What is expected ->
Type out all the records word for word. Any pictures are to be left out.

####################

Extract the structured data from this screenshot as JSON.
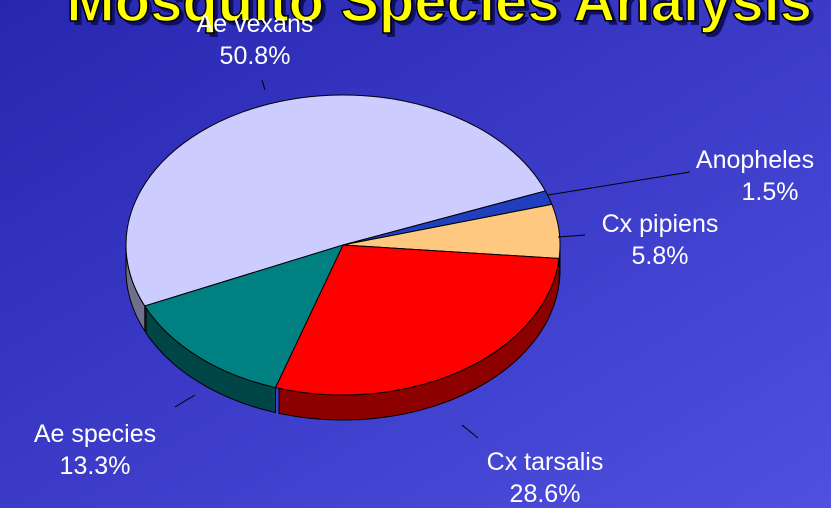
{
  "chart_data": {
    "type": "pie",
    "title": "Mosquito Species Analysis",
    "categories": [
      "Ae vexans",
      "Anopheles",
      "Cx pipiens",
      "Cx tarsalis",
      "Ae species"
    ],
    "values": [
      50.8,
      1.5,
      5.8,
      28.6,
      13.3
    ],
    "value_labels": [
      "50.8%",
      "1.5%",
      "5.8%",
      "28.6%",
      "13.3%"
    ],
    "colors": [
      "#ccccff",
      "#1f3fbf",
      "#ffc880",
      "#ff0000",
      "#008080"
    ]
  }
}
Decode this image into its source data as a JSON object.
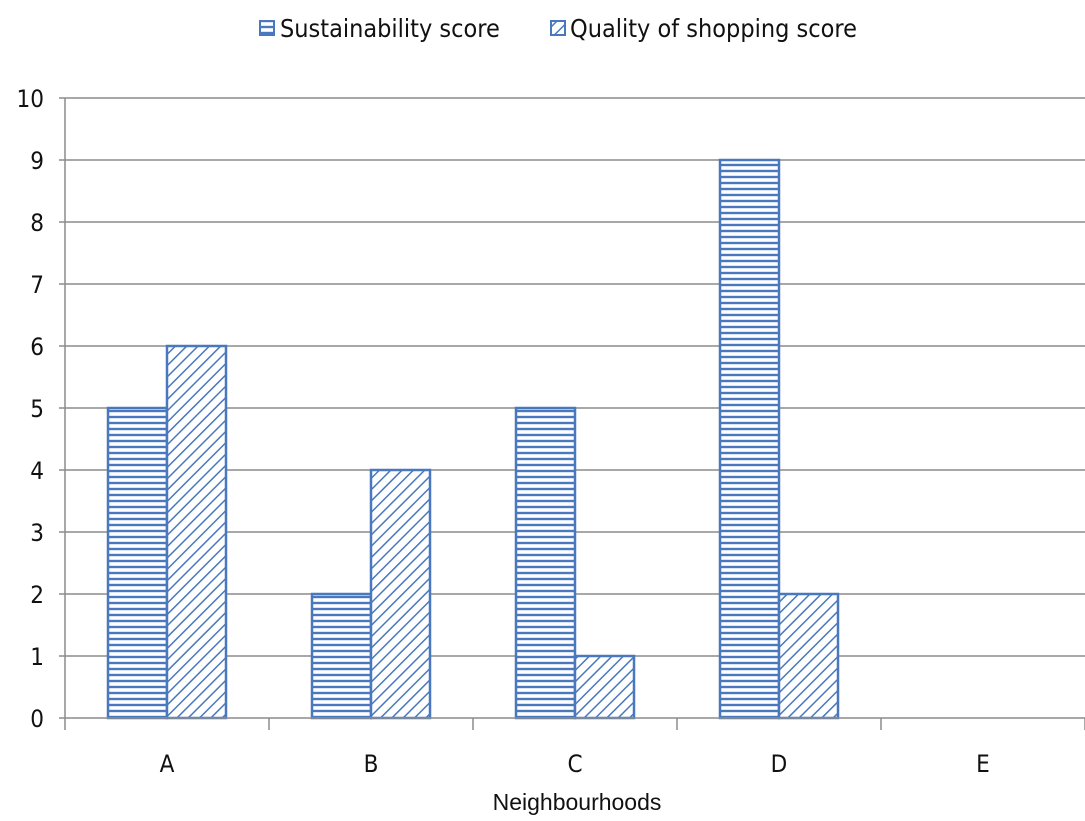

####################

The reply ->
Extract the structured data from this screenshot as JSON.
{
  "chart_data": {
    "type": "pie",
    "title": "Mosquito Species Analysis",
    "categories": [
      "Ae vexans",
      "Anopheles",
      "Cx pipiens",
      "Cx tarsalis",
      "Ae species"
    ],
    "values": [
      50.8,
      1.5,
      5.8,
      28.6,
      13.3
    ],
    "value_labels": [
      "50.8%",
      "1.5%",
      "5.8%",
      "28.6%",
      "13.3%"
    ],
    "colors": [
      "#ccccff",
      "#1f3fbf",
      "#ffc880",
      "#ff0000",
      "#008080"
    ]
  }
}
Decode this image into its source data as a JSON object.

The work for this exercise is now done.